THE PROBLEM: Count the rows of the data below that contain the string "line", and reply with the number alone.

Extracted data entries:
'''

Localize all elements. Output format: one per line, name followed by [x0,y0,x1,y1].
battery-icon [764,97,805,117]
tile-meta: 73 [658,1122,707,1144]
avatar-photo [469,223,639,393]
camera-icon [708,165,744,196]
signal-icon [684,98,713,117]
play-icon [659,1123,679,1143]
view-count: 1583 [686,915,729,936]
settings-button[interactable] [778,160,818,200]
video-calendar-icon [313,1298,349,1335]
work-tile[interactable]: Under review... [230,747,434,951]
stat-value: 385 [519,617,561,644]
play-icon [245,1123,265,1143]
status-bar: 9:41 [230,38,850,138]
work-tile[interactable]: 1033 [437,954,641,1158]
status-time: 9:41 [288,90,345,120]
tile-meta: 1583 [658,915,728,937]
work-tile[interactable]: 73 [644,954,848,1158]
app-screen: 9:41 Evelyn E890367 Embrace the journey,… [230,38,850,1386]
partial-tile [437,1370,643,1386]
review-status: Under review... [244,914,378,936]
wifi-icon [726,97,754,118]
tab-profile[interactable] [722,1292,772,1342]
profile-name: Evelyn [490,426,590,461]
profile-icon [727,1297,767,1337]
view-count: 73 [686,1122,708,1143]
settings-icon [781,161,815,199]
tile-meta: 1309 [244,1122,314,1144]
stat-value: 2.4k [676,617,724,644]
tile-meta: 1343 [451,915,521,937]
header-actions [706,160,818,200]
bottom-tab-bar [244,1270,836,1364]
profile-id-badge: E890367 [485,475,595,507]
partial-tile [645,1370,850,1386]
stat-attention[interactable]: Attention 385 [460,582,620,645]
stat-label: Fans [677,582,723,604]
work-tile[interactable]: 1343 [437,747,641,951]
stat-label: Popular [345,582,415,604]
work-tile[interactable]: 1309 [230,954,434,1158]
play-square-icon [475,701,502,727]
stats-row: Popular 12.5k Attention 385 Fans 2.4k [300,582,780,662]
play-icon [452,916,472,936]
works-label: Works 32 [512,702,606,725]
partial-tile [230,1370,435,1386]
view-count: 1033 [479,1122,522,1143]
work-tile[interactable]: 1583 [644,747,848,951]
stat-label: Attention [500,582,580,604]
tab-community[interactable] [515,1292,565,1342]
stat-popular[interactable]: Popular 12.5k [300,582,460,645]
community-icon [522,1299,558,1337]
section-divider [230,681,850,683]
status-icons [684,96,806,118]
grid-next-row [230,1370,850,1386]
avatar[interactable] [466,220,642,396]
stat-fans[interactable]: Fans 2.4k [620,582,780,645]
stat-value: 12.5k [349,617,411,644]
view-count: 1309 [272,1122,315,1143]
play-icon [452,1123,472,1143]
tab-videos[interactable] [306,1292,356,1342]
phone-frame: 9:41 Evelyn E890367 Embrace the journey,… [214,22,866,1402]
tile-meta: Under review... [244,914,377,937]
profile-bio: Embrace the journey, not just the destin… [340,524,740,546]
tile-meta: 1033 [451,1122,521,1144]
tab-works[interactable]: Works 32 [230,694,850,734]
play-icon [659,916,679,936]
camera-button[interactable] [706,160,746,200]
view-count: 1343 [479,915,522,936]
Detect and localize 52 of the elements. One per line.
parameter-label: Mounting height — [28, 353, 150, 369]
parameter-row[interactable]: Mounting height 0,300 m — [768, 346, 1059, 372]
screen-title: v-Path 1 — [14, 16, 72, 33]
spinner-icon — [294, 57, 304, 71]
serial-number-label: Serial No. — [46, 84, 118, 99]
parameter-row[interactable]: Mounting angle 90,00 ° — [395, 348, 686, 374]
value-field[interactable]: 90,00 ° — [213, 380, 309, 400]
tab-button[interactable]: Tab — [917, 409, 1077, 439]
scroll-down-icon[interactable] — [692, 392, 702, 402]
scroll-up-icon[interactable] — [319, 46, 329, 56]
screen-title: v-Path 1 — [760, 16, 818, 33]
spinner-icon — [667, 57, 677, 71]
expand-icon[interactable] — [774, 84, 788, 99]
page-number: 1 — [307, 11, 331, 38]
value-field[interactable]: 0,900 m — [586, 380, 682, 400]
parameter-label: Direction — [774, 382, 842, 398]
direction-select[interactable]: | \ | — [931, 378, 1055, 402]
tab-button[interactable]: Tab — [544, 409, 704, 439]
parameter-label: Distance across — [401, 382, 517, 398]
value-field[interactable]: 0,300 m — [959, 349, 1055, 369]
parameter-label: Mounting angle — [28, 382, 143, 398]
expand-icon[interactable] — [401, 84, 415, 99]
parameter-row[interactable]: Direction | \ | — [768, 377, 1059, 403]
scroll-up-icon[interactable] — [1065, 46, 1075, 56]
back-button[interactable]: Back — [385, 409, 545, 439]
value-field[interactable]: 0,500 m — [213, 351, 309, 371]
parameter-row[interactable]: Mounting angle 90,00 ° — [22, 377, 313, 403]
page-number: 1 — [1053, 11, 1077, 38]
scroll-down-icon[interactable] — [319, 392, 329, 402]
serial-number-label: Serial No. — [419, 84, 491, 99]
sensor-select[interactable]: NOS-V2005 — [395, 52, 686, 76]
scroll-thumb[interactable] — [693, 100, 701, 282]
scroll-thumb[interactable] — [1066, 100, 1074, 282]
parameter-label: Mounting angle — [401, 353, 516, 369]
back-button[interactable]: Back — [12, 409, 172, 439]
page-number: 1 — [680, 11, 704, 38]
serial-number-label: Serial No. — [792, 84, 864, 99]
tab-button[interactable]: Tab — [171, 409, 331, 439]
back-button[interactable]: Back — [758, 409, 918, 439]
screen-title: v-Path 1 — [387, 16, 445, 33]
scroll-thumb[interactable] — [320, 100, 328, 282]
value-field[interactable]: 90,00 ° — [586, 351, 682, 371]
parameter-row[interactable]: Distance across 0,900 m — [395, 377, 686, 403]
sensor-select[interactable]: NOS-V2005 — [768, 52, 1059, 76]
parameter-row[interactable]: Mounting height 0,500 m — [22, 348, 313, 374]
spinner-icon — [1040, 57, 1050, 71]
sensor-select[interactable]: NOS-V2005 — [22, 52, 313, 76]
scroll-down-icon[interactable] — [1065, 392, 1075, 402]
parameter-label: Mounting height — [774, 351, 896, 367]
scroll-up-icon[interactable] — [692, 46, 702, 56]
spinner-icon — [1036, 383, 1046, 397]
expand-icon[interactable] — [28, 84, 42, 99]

'''

EXPECTED OUTPUT: 2